▶ _Written task_:
Reproduce all of the listing below without alteration.

════════════════════

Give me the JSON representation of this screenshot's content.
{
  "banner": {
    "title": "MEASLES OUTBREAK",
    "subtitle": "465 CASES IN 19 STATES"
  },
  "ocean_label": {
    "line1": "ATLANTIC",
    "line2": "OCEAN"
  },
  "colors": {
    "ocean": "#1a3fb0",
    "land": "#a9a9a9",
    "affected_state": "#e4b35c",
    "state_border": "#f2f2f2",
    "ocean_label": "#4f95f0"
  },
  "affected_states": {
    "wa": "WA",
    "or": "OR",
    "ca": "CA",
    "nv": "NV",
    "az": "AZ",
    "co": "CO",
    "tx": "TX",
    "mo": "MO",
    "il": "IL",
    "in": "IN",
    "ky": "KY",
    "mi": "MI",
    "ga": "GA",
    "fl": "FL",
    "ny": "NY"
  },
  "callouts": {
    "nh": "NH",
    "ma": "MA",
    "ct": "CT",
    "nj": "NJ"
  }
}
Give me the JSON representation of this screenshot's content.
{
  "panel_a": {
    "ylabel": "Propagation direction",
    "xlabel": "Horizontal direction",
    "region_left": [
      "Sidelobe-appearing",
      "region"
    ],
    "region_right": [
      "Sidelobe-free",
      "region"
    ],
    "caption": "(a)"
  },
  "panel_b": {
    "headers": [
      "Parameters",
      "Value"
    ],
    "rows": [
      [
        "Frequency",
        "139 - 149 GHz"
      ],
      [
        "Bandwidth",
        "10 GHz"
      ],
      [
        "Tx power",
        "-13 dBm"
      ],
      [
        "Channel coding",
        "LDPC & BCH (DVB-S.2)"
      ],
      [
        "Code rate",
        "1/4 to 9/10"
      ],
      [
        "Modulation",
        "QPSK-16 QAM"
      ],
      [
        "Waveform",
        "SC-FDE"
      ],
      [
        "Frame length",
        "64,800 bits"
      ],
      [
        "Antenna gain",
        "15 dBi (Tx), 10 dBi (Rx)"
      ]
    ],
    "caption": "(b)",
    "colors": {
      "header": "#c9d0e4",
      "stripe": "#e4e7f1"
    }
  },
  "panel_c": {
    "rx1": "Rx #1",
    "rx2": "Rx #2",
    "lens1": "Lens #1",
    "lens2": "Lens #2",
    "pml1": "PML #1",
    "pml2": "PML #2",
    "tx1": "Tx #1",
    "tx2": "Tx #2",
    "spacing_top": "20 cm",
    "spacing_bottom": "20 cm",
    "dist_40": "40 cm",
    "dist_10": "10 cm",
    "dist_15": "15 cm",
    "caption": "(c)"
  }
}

════════════════════

▶ _Answer to this exercise_:
Give me the JSON representation of this screenshot's content.
{
  "banner": {
    "title": "MEASLES OUTBREAK",
    "subtitle": "465 CASES IN 19 STATES"
  },
  "ocean_label": {
    "line1": "ATLANTIC",
    "line2": "OCEAN"
  },
  "colors": {
    "ocean": "#1a3fb0",
    "land": "#a9a9a9",
    "affected_state": "#e4b35c",
    "state_border": "#f2f2f2",
    "ocean_label": "#4f95f0"
  },
  "affected_states": {
    "wa": "WA",
    "or": "OR",
    "ca": "CA",
    "nv": "NV",
    "az": "AZ",
    "co": "CO",
    "tx": "TX",
    "mo": "MO",
    "il": "IL",
    "in": "IN",
    "ky": "KY",
    "mi": "MI",
    "ga": "GA",
    "fl": "FL",
    "ny": "NY"
  },
  "callouts": {
    "nh": "NH",
    "ma": "MA",
    "ct": "CT",
    "nj": "NJ"
  }
}
Give me the JSON representation of this screenshot's content.
{
  "panel_a": {
    "ylabel": "Propagation direction",
    "xlabel": "Horizontal direction",
    "region_left": [
      "Sidelobe-appearing",
      "region"
    ],
    "region_right": [
      "Sidelobe-free",
      "region"
    ],
    "caption": "(a)"
  },
  "panel_b": {
    "headers": [
      "Parameters",
      "Value"
    ],
    "rows": [
      [
        "Frequency",
        "139 - 149 GHz"
      ],
      [
        "Bandwidth",
        "10 GHz"
      ],
      [
        "Tx power",
        "-13 dBm"
      ],
      [
        "Channel coding",
        "LDPC & BCH (DVB-S.2)"
      ],
      [
        "Code rate",
        "1/4 to 9/10"
      ],
      [
        "Modulation",
        "QPSK-16 QAM"
      ],
      [
        "Waveform",
        "SC-FDE"
      ],
      [
        "Frame length",
        "64,800 bits"
      ],
      [
        "Antenna gain",
        "15 dBi (Tx), 10 dBi (Rx)"
      ]
    ],
    "caption": "(b)",
    "colors": {
      "header": "#c9d0e4",
      "stripe": "#e4e7f1"
    }
  },
  "panel_c": {
    "rx1": "Rx #1",
    "rx2": "Rx #2",
    "lens1": "Lens #1",
    "lens2": "Lens #2",
    "pml1": "PML #1",
    "pml2": "PML #2",
    "tx1": "Tx #1",
    "tx2": "Tx #2",
    "spacing_top": "20 cm",
    "spacing_bottom": "20 cm",
    "dist_40": "40 cm",
    "dist_10": "10 cm",
    "dist_15": "15 cm",
    "caption": "(c)"
  }
}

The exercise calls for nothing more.